#### [Task directions]
Whenever a line below holds the word "спроса", copy that line.

#### [Data to process]
□ □ □ □
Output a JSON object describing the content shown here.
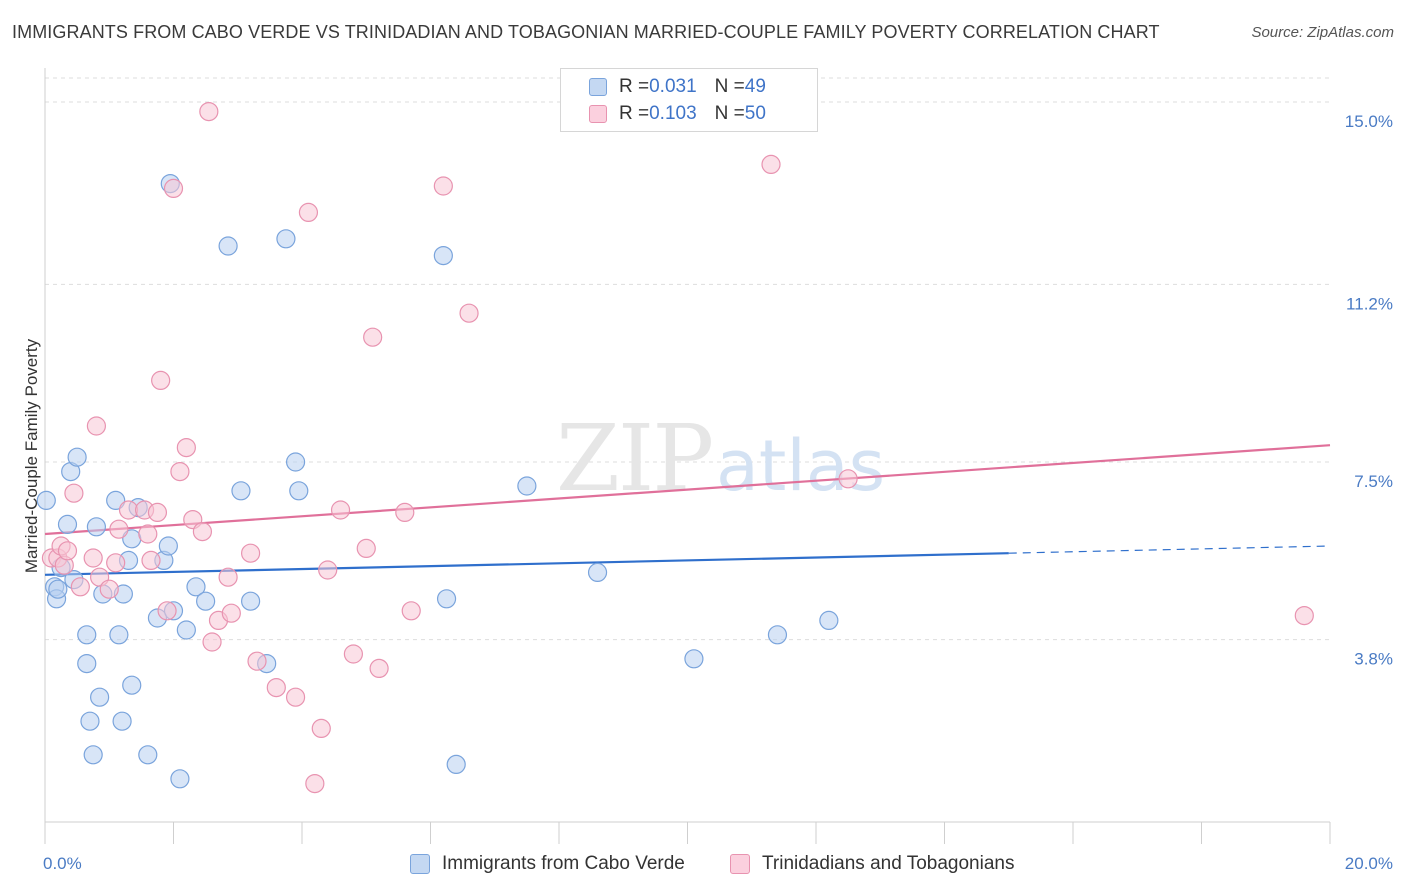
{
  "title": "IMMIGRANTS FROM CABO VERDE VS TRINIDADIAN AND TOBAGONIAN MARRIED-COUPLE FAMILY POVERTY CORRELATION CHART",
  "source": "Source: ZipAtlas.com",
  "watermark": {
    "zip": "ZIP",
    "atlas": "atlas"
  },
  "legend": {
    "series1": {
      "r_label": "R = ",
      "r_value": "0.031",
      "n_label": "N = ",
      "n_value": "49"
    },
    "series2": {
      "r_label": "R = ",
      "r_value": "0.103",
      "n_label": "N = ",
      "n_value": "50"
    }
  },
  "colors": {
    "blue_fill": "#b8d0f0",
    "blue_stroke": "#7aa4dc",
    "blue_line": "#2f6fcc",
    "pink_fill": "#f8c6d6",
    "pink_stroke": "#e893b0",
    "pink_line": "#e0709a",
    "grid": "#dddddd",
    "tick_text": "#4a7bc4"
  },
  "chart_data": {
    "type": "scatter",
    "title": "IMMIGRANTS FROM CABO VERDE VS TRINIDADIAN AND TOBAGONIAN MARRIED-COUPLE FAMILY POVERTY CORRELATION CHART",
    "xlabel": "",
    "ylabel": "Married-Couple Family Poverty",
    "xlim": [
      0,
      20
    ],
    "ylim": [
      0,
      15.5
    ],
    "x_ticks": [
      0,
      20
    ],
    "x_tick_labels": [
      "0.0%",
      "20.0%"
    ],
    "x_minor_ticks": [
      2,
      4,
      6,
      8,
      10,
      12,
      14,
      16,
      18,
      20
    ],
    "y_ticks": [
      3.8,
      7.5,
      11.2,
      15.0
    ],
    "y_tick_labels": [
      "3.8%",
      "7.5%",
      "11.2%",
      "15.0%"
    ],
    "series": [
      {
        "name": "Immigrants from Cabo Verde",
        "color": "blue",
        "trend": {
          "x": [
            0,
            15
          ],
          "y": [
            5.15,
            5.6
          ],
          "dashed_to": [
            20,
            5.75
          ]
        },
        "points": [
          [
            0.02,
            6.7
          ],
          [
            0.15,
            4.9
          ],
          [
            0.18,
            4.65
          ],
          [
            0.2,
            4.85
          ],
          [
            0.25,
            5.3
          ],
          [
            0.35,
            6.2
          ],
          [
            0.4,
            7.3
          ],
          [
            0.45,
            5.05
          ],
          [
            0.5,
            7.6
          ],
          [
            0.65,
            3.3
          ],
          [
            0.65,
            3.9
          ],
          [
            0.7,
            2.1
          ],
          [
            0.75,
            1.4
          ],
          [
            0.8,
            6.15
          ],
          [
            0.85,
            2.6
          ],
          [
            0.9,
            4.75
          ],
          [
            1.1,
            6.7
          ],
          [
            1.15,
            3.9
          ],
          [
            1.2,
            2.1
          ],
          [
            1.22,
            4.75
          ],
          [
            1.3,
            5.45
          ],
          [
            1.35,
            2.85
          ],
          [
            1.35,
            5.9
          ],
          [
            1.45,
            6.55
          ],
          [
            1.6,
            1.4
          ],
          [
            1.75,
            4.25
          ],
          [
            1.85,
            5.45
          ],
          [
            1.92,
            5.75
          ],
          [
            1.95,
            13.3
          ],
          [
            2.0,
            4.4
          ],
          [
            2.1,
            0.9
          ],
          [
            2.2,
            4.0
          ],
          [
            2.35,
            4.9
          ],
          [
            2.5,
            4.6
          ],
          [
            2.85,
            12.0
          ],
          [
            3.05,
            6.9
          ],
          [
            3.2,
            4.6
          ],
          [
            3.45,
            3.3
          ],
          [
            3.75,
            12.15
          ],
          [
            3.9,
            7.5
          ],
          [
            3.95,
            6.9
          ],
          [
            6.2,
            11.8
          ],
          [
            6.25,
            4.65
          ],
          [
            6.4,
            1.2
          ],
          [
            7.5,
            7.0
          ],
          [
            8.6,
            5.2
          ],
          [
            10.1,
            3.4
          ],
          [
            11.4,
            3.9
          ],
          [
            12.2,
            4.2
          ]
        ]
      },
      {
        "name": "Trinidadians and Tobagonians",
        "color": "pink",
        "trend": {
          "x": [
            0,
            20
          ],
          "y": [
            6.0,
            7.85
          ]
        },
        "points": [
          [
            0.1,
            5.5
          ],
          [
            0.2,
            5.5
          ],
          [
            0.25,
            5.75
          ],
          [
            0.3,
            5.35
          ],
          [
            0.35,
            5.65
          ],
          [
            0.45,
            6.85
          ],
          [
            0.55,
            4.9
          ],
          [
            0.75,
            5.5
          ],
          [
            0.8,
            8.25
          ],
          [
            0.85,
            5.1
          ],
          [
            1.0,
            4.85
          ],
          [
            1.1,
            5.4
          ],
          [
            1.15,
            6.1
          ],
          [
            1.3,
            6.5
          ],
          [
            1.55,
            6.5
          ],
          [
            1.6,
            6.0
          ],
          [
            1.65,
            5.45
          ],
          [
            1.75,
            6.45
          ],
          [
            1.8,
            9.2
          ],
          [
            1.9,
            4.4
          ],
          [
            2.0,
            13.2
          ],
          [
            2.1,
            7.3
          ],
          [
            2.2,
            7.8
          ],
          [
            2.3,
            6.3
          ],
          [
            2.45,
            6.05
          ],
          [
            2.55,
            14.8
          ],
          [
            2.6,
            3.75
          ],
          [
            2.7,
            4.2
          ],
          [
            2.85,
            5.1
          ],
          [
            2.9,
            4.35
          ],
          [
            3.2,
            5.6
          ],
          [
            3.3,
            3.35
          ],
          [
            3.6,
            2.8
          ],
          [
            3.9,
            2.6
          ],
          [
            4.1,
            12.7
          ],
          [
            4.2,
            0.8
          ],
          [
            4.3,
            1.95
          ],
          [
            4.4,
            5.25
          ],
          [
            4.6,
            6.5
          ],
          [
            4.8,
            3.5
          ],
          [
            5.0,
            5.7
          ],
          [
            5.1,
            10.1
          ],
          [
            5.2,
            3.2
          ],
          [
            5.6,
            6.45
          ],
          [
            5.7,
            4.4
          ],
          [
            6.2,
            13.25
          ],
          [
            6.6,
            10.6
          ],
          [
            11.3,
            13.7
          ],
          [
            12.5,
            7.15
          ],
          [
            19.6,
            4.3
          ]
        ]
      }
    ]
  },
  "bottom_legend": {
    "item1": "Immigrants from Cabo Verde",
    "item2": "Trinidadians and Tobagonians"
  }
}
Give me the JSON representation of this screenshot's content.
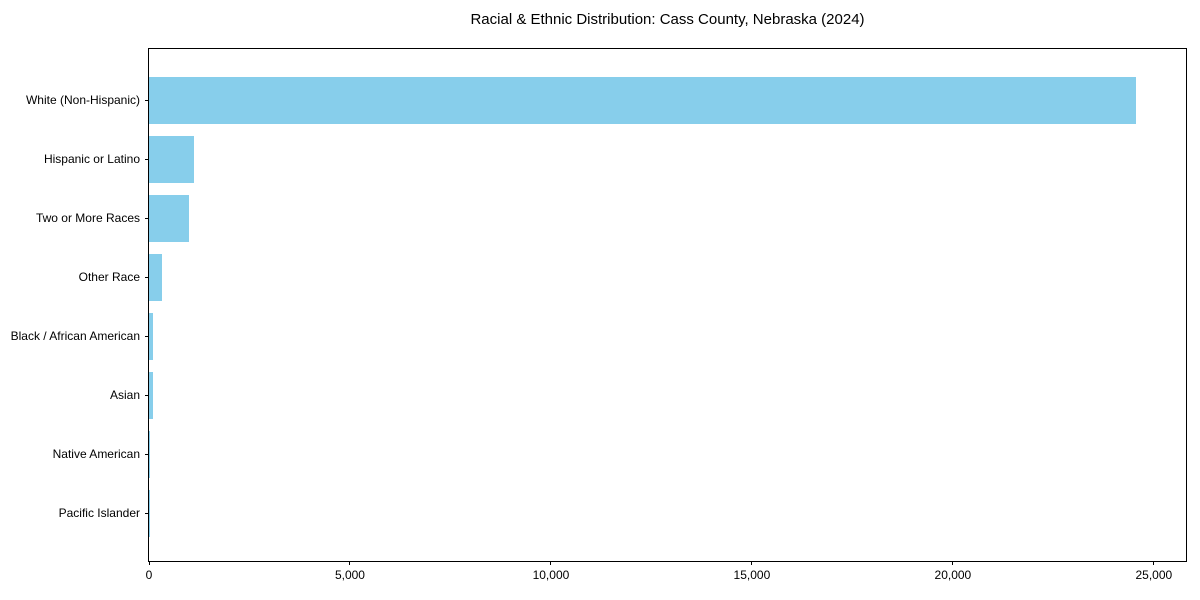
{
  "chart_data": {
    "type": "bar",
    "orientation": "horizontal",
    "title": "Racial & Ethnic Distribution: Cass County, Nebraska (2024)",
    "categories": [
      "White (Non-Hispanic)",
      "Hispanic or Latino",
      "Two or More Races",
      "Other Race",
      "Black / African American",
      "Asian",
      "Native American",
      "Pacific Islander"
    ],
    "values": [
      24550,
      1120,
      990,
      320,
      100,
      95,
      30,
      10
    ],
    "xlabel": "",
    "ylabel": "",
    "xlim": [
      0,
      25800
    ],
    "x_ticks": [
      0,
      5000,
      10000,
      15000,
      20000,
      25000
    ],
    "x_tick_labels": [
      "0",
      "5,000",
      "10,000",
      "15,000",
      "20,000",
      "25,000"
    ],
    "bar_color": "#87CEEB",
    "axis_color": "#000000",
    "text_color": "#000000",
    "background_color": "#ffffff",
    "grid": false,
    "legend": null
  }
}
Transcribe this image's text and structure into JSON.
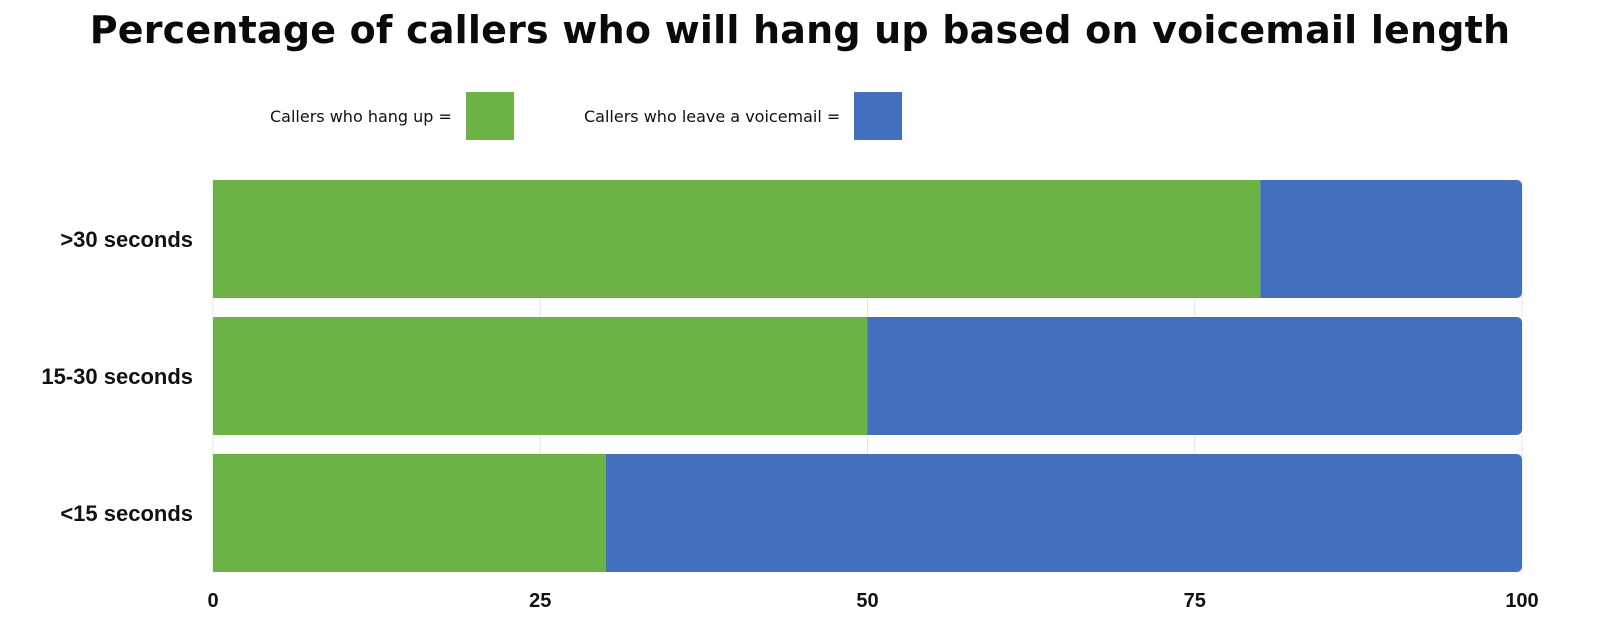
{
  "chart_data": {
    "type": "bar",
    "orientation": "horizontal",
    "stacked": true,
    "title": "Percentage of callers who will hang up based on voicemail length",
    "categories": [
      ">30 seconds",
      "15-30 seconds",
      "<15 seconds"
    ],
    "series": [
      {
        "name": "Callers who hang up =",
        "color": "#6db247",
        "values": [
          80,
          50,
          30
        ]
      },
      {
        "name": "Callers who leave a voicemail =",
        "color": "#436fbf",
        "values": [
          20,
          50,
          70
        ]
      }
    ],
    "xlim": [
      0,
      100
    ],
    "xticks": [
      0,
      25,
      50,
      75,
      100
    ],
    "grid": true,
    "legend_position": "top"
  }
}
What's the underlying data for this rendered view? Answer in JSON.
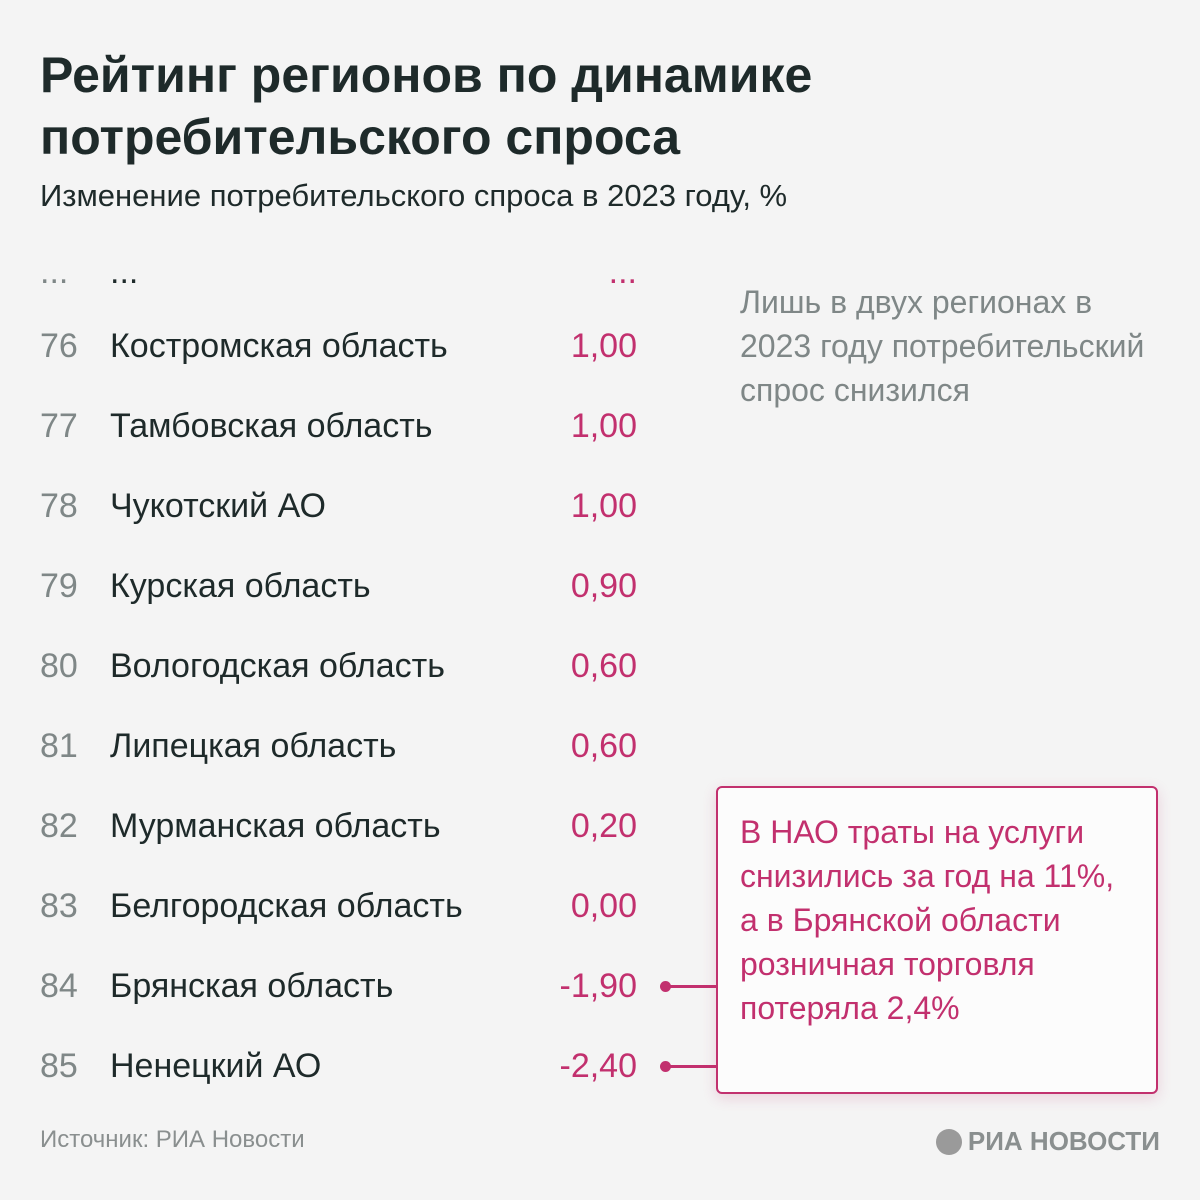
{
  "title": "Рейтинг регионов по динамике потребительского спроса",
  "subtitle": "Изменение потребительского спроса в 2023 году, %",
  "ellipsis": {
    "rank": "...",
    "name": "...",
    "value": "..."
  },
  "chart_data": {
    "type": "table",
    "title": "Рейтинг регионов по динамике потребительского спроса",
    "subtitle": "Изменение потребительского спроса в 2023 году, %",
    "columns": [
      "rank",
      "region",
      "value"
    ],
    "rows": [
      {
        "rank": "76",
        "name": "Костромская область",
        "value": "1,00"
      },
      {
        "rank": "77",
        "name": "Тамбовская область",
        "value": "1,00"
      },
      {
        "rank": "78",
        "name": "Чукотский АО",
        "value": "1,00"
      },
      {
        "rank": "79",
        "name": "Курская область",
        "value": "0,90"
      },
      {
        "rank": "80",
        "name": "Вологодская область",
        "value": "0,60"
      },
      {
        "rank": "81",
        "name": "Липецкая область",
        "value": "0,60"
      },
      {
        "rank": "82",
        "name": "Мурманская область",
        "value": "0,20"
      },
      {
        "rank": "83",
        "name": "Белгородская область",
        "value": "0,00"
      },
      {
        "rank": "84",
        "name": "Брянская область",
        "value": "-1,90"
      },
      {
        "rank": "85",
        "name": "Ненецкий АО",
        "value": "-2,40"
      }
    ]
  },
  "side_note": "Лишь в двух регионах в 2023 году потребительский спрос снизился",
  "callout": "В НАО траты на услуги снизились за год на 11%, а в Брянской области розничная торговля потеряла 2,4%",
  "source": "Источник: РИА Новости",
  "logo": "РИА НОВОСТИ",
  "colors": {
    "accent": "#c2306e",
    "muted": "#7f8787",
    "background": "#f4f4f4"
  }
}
□ □ □ □
#### [Full solution]
  "title": "Рейтинг регионов по динамике потребительского спроса",
  "subtitle": "Изменение потребительского спроса в 2023 году, %",
    "title": "Рейтинг регионов по динамике потребительского спроса",
    "subtitle": "Изменение потребительского спроса в 2023 году, %",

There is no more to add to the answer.